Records
========================================

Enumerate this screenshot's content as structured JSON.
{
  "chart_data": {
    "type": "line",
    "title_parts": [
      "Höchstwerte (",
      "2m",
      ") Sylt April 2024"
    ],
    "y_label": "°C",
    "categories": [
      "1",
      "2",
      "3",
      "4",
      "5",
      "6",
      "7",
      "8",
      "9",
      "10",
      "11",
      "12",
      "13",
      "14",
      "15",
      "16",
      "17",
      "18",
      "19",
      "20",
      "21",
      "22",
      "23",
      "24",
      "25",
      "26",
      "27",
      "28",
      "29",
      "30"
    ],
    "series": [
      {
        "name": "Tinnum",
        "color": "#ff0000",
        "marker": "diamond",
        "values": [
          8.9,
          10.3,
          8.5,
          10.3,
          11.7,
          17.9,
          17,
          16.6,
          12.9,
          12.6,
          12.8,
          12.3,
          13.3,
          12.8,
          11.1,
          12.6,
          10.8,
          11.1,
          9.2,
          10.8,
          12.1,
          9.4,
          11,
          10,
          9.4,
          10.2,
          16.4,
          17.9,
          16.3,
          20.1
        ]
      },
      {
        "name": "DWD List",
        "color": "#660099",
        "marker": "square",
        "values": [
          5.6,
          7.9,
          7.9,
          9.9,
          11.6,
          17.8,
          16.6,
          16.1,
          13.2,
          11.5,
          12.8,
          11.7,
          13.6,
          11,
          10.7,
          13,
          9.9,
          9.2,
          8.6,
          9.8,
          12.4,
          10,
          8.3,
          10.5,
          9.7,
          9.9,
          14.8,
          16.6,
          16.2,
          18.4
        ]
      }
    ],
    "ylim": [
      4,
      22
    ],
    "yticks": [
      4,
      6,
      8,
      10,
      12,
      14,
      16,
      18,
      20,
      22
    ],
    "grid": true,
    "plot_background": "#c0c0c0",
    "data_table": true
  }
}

========================================

* Aim of the exercise: Go through the records and print each one exactly.

* Problem solution:
Enumerate this screenshot's content as structured JSON.
{
  "chart_data": {
    "type": "line",
    "title_parts": [
      "Höchstwerte (",
      "2m",
      ") Sylt April 2024"
    ],
    "y_label": "°C",
    "categories": [
      "1",
      "2",
      "3",
      "4",
      "5",
      "6",
      "7",
      "8",
      "9",
      "10",
      "11",
      "12",
      "13",
      "14",
      "15",
      "16",
      "17",
      "18",
      "19",
      "20",
      "21",
      "22",
      "23",
      "24",
      "25",
      "26",
      "27",
      "28",
      "29",
      "30"
    ],
    "series": [
      {
        "name": "Tinnum",
        "color": "#ff0000",
        "marker": "diamond",
        "values": [
          8.9,
          10.3,
          8.5,
          10.3,
          11.7,
          17.9,
          17,
          16.6,
          12.9,
          12.6,
          12.8,
          12.3,
          13.3,
          12.8,
          11.1,
          12.6,
          10.8,
          11.1,
          9.2,
          10.8,
          12.1,
          9.4,
          11,
          10,
          9.4,
          10.2,
          16.4,
          17.9,
          16.3,
          20.1
        ]
      },
      {
        "name": "DWD List",
        "color": "#660099",
        "marker": "square",
        "values": [
          5.6,
          7.9,
          7.9,
          9.9,
          11.6,
          17.8,
          16.6,
          16.1,
          13.2,
          11.5,
          12.8,
          11.7,
          13.6,
          11,
          10.7,
          13,
          9.9,
          9.2,
          8.6,
          9.8,
          12.4,
          10,
          8.3,
          10.5,
          9.7,
          9.9,
          14.8,
          16.6,
          16.2,
          18.4
        ]
      }
    ],
    "ylim": [
      4,
      22
    ],
    "yticks": [
      4,
      6,
      8,
      10,
      12,
      14,
      16,
      18,
      20,
      22
    ],
    "grid": true,
    "plot_background": "#c0c0c0",
    "data_table": true
  }
}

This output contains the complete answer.